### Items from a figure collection
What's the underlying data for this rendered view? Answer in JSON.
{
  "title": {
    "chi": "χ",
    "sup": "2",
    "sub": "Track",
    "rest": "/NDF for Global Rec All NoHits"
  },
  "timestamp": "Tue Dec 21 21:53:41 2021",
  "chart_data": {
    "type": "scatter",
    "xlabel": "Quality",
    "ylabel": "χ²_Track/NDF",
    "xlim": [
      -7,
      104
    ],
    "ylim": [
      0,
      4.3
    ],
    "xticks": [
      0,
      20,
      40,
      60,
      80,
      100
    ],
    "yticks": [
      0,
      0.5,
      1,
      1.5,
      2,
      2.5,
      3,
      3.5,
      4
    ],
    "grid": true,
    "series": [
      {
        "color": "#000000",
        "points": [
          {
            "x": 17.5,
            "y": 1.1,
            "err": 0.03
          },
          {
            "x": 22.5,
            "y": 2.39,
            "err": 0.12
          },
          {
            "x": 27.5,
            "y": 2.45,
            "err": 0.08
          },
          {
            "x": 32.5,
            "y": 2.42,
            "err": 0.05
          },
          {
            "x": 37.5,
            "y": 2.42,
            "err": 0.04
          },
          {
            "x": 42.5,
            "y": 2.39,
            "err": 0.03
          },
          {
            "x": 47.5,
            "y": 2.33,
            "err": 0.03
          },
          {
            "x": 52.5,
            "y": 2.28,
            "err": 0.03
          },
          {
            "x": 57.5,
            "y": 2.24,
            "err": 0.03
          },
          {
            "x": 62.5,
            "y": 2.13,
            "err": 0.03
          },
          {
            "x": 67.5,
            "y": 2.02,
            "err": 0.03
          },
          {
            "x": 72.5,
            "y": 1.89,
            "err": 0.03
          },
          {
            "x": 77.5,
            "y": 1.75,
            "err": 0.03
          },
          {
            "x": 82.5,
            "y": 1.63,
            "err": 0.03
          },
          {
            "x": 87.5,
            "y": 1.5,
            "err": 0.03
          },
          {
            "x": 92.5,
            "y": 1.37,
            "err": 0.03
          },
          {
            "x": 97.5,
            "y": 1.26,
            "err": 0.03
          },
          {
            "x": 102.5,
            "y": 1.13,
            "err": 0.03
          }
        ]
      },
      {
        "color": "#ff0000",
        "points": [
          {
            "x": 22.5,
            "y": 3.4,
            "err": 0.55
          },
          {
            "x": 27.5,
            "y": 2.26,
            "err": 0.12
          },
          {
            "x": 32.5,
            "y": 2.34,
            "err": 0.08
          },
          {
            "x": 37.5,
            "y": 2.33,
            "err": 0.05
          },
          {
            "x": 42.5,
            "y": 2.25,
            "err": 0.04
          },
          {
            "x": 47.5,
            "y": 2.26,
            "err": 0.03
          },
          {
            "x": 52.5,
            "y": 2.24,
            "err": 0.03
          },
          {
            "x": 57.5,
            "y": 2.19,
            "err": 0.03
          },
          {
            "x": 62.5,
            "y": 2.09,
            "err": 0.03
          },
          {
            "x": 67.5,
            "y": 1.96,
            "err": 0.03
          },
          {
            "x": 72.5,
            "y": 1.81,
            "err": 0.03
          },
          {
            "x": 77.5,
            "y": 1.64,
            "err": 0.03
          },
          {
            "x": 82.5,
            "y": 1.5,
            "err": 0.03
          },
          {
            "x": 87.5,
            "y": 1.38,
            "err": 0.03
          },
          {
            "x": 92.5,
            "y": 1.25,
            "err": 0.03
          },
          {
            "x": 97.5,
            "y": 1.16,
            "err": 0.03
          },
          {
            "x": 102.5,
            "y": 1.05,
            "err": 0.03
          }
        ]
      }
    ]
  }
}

### What is being asked
Quote the data above in full, changing nothing.

### The answer
What's the underlying data for this rendered view? Answer in JSON.
{
  "title": {
    "chi": "χ",
    "sup": "2",
    "sub": "Track",
    "rest": "/NDF for Global Rec All NoHits"
  },
  "timestamp": "Tue Dec 21 21:53:41 2021",
  "chart_data": {
    "type": "scatter",
    "xlabel": "Quality",
    "ylabel": "χ²_Track/NDF",
    "xlim": [
      -7,
      104
    ],
    "ylim": [
      0,
      4.3
    ],
    "xticks": [
      0,
      20,
      40,
      60,
      80,
      100
    ],
    "yticks": [
      0,
      0.5,
      1,
      1.5,
      2,
      2.5,
      3,
      3.5,
      4
    ],
    "grid": true,
    "series": [
      {
        "color": "#000000",
        "points": [
          {
            "x": 17.5,
            "y": 1.1,
            "err": 0.03
          },
          {
            "x": 22.5,
            "y": 2.39,
            "err": 0.12
          },
          {
            "x": 27.5,
            "y": 2.45,
            "err": 0.08
          },
          {
            "x": 32.5,
            "y": 2.42,
            "err": 0.05
          },
          {
            "x": 37.5,
            "y": 2.42,
            "err": 0.04
          },
          {
            "x": 42.5,
            "y": 2.39,
            "err": 0.03
          },
          {
            "x": 47.5,
            "y": 2.33,
            "err": 0.03
          },
          {
            "x": 52.5,
            "y": 2.28,
            "err": 0.03
          },
          {
            "x": 57.5,
            "y": 2.24,
            "err": 0.03
          },
          {
            "x": 62.5,
            "y": 2.13,
            "err": 0.03
          },
          {
            "x": 67.5,
            "y": 2.02,
            "err": 0.03
          },
          {
            "x": 72.5,
            "y": 1.89,
            "err": 0.03
          },
          {
            "x": 77.5,
            "y": 1.75,
            "err": 0.03
          },
          {
            "x": 82.5,
            "y": 1.63,
            "err": 0.03
          },
          {
            "x": 87.5,
            "y": 1.5,
            "err": 0.03
          },
          {
            "x": 92.5,
            "y": 1.37,
            "err": 0.03
          },
          {
            "x": 97.5,
            "y": 1.26,
            "err": 0.03
          },
          {
            "x": 102.5,
            "y": 1.13,
            "err": 0.03
          }
        ]
      },
      {
        "color": "#ff0000",
        "points": [
          {
            "x": 22.5,
            "y": 3.4,
            "err": 0.55
          },
          {
            "x": 27.5,
            "y": 2.26,
            "err": 0.12
          },
          {
            "x": 32.5,
            "y": 2.34,
            "err": 0.08
          },
          {
            "x": 37.5,
            "y": 2.33,
            "err": 0.05
          },
          {
            "x": 42.5,
            "y": 2.25,
            "err": 0.04
          },
          {
            "x": 47.5,
            "y": 2.26,
            "err": 0.03
          },
          {
            "x": 52.5,
            "y": 2.24,
            "err": 0.03
          },
          {
            "x": 57.5,
            "y": 2.19,
            "err": 0.03
          },
          {
            "x": 62.5,
            "y": 2.09,
            "err": 0.03
          },
          {
            "x": 67.5,
            "y": 1.96,
            "err": 0.03
          },
          {
            "x": 72.5,
            "y": 1.81,
            "err": 0.03
          },
          {
            "x": 77.5,
            "y": 1.64,
            "err": 0.03
          },
          {
            "x": 82.5,
            "y": 1.5,
            "err": 0.03
          },
          {
            "x": 87.5,
            "y": 1.38,
            "err": 0.03
          },
          {
            "x": 92.5,
            "y": 1.25,
            "err": 0.03
          },
          {
            "x": 97.5,
            "y": 1.16,
            "err": 0.03
          },
          {
            "x": 102.5,
            "y": 1.05,
            "err": 0.03
          }
        ]
      }
    ]
  }
}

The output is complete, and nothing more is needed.